[Records from a data source]
BEGIN

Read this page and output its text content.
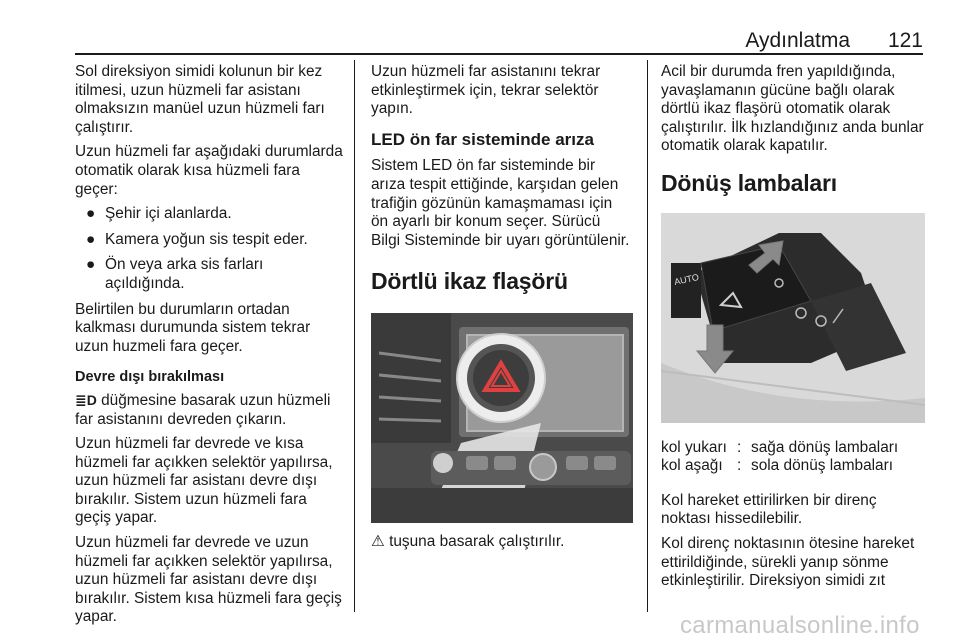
Aydınlatma 121

Sol direksiyon simidi kolunun bir kez itilmesi, uzun hüzmeli far asistanı olmaksızın manüel uzun hüzmeli farı çalıştırır.

Uzun hüzmeli far aşağıdaki durumlarda otomatik olarak kısa hüzmeli fara geçer:

● Şehir içi alanlarda.
● Kamera yoğun sis tespit eder.
● Ön veya arka sis farları açıldığında.

Belirtilen bu durumların ortadan kalkması durumunda sistem tekrar uzun huzmeli fara geçer.

Devre dışı bırakılması

≣D düğmesine basarak uzun hüzmeli far asistanını devreden çıkarın.

Uzun hüzmeli far devrede ve kısa hüzmeli far açıkken selektör yapılırsa, uzun hüzmeli far asistanı devre dışı bırakılır. Sistem uzun hüzmeli fara geçiş yapar.

Uzun hüzmeli far devrede ve uzun hüzmeli far açıkken selektör yapılırsa, uzun hüzmeli far asistanı devre dışı bırakılır. Sistem kısa hüzmeli fara geçiş yapar.

Uzun hüzmeli far asistanını tekrar etkinleştirmek için, tekrar selektör yapın.

LED ön far sisteminde arıza

Sistem LED ön far sisteminde bir arıza tespit ettiğinde, karşıdan gelen trafiğin gözünün kamaşmaması için ön ayarlı bir konum seçer. Sürücü Bilgi Sisteminde bir uyarı görüntülenir.

Dörtlü ikaz flaşörü

⚠ tuşuna basarak çalıştırılır.

Acil bir durumda fren yapıldığında, yavaşlamanın gücüne bağlı olarak dörtlü ikaz flaşörü otomatik olarak çalıştırılır. İlk hızlandığınız anda bunlar otomatik olarak kapatılır.

Dönüş lambaları
AUTO
kol yukarı : sağa dönüş lambaları
kol aşağı : sola dönüş lambaları

Kol hareket ettirilirken bir direnç noktası hissedilebilir.

Kol direnç noktasının ötesine hareket ettirildiğinde, sürekli yanıp sönme etkinleştirilir. Direksiyon simidi zıt

carmanualsonline.info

END

Restate the records above in full, word for word. Keep pictures out.

## Result
Read this page and output its text content.
Aydınlatma 121

Sol direksiyon simidi kolunun bir kez itilmesi, uzun hüzmeli far asistanı olmaksızın manüel uzun hüzmeli farı çalıştırır.

Uzun hüzmeli far aşağıdaki durumlarda otomatik olarak kısa hüzmeli fara geçer:

● Şehir içi alanlarda.
● Kamera yoğun sis tespit eder.
● Ön veya arka sis farları açıldığında.

Belirtilen bu durumların ortadan kalkması durumunda sistem tekrar uzun huzmeli fara geçer.

Devre dışı bırakılması

≣D düğmesine basarak uzun hüzmeli far asistanını devreden çıkarın.

Uzun hüzmeli far devrede ve kısa hüzmeli far açıkken selektör yapılırsa, uzun hüzmeli far asistanı devre dışı bırakılır. Sistem uzun hüzmeli fara geçiş yapar.

Uzun hüzmeli far devrede ve uzun hüzmeli far açıkken selektör yapılırsa, uzun hüzmeli far asistanı devre dışı bırakılır. Sistem kısa hüzmeli fara geçiş yapar.

Uzun hüzmeli far asistanını tekrar etkinleştirmek için, tekrar selektör yapın.

LED ön far sisteminde arıza

Sistem LED ön far sisteminde bir arıza tespit ettiğinde, karşıdan gelen trafiğin gözünün kamaşmaması için ön ayarlı bir konum seçer. Sürücü Bilgi Sisteminde bir uyarı görüntülenir.

Dörtlü ikaz flaşörü

⚠ tuşuna basarak çalıştırılır.

Acil bir durumda fren yapıldığında, yavaşlamanın gücüne bağlı olarak dörtlü ikaz flaşörü otomatik olarak çalıştırılır. İlk hızlandığınız anda bunlar otomatik olarak kapatılır.

Dönüş lambaları
AUTO
kol yukarı : sağa dönüş lambaları
kol aşağı : sola dönüş lambaları

Kol hareket ettirilirken bir direnç noktası hissedilebilir.

Kol direnç noktasının ötesine hareket ettirildiğinde, sürekli yanıp sönme etkinleştirilir. Direksiyon simidi zıt

carmanualsonline.info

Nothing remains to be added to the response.